→ **To be done**: Compile every line that includes the word "behind".

------ Extracted entries ------

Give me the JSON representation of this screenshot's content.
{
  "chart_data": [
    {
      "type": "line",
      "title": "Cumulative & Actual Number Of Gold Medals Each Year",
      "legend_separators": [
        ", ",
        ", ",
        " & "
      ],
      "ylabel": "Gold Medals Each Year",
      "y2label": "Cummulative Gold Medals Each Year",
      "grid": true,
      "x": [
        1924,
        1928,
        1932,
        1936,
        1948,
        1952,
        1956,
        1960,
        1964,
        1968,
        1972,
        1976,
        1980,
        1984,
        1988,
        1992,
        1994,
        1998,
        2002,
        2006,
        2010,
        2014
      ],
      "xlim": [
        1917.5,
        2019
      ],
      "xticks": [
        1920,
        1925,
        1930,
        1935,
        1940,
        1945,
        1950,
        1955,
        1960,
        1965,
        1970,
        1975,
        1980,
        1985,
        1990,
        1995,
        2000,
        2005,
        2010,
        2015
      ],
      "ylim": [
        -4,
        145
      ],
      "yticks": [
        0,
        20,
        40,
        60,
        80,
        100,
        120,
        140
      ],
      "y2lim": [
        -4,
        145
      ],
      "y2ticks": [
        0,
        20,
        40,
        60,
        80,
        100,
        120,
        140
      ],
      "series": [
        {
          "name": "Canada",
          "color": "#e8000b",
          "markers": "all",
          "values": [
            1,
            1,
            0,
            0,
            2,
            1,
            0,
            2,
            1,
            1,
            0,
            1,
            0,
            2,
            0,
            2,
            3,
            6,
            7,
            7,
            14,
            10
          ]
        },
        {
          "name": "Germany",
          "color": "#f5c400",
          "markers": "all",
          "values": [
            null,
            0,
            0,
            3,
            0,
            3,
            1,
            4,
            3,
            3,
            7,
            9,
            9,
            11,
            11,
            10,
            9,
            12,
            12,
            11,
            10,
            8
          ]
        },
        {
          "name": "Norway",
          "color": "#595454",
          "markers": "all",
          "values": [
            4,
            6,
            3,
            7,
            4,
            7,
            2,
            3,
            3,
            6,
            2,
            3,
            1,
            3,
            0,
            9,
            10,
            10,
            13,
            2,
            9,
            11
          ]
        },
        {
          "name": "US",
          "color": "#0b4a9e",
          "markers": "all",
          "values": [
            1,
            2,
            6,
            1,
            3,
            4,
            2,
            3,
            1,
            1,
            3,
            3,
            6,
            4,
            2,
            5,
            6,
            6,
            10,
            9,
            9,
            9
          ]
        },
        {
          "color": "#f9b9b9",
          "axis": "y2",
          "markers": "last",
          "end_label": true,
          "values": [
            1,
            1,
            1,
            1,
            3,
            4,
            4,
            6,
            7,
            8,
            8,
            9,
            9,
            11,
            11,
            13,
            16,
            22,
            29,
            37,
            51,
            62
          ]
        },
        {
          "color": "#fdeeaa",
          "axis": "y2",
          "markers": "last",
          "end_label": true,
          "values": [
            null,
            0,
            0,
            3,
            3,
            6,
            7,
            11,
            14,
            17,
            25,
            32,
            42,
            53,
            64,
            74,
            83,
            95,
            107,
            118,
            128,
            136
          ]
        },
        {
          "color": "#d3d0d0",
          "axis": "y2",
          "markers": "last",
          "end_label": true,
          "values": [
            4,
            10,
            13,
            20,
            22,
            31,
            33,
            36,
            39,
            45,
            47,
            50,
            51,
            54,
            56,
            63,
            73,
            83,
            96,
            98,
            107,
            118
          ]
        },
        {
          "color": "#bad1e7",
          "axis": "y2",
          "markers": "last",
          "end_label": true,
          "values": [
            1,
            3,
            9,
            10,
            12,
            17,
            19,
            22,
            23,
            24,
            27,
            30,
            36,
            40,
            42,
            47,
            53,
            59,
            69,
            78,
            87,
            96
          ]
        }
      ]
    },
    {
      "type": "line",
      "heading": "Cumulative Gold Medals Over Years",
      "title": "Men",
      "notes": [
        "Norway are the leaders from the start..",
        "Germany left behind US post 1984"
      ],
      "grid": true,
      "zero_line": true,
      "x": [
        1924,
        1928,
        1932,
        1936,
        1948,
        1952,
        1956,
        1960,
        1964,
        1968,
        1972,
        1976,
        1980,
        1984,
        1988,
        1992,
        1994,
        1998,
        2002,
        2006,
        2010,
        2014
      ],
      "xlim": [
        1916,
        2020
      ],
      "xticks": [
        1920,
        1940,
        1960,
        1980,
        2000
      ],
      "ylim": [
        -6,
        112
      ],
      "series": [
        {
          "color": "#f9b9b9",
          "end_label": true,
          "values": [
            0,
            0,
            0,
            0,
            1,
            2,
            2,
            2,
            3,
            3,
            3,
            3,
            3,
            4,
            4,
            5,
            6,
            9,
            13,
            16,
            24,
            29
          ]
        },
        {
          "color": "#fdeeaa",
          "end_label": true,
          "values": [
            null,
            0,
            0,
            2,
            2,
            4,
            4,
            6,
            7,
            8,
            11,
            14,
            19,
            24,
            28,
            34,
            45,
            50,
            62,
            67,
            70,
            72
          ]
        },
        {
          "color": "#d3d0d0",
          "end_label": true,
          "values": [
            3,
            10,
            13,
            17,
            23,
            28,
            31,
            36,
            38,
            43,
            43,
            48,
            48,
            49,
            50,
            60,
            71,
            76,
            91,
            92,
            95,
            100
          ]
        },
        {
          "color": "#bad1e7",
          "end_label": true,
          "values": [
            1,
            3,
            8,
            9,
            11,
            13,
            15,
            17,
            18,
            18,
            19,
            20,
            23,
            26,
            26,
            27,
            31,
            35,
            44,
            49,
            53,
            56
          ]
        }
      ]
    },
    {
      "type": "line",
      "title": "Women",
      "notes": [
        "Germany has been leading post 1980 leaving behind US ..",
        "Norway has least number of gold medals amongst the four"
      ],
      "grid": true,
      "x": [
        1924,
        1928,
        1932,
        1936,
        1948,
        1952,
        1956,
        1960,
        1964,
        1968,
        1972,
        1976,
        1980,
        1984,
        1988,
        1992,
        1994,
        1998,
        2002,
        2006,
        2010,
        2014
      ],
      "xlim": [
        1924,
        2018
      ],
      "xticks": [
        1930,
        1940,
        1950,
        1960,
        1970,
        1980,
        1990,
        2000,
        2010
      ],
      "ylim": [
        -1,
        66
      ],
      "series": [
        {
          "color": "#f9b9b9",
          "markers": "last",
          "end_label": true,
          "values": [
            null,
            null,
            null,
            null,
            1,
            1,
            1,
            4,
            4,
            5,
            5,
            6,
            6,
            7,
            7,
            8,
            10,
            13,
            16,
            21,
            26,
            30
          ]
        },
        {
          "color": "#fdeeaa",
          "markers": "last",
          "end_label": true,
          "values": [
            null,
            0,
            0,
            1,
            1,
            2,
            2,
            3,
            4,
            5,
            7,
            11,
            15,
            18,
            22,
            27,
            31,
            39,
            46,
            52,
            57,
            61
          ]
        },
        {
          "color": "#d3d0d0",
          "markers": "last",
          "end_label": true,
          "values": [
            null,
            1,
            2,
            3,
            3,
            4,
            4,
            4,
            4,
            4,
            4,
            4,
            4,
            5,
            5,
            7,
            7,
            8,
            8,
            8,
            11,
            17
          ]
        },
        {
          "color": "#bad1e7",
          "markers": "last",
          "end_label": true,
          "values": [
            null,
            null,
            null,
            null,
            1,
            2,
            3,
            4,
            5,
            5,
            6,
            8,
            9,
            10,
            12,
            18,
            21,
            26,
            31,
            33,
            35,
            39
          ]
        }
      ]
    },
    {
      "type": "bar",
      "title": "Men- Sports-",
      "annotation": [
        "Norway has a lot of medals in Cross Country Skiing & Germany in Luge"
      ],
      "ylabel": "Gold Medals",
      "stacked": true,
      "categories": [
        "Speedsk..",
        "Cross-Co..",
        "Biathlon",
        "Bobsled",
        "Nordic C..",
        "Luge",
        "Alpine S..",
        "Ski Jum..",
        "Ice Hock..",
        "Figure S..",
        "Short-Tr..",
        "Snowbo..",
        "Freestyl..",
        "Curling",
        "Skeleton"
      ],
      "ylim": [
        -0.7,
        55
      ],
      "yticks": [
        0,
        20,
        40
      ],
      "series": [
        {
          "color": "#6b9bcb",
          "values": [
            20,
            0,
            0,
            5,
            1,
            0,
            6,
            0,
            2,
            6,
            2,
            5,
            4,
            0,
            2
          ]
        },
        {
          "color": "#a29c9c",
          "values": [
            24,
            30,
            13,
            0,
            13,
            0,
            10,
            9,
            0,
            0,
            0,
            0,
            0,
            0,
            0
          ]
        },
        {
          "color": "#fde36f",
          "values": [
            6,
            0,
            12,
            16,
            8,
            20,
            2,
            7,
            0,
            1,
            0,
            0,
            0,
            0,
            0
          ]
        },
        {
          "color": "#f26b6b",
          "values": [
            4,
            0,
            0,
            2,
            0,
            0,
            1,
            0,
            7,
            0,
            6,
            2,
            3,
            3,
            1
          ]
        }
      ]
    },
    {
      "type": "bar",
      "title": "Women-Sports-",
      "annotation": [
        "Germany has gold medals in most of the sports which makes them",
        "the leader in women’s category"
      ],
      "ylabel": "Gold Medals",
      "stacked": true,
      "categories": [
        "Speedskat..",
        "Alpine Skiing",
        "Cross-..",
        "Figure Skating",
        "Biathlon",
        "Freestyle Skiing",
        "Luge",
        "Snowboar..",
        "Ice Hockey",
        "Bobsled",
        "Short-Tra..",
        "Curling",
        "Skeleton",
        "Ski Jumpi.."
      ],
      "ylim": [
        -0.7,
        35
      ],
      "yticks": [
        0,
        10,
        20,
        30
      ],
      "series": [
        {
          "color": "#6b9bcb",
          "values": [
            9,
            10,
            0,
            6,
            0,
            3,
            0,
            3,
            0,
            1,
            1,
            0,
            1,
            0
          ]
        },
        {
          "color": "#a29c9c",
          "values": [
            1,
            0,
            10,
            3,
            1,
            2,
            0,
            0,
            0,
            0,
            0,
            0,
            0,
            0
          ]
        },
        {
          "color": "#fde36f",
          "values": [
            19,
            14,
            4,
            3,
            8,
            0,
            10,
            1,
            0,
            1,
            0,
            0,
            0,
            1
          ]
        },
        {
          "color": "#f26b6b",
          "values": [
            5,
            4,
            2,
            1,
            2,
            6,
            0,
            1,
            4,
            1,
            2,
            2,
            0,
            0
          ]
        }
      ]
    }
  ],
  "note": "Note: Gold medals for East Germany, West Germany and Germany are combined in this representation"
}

------

→ **Response to the task**:
        "Germany left behind US post 1984"
        "Germany has been leading post 1980 leaving behind US ..",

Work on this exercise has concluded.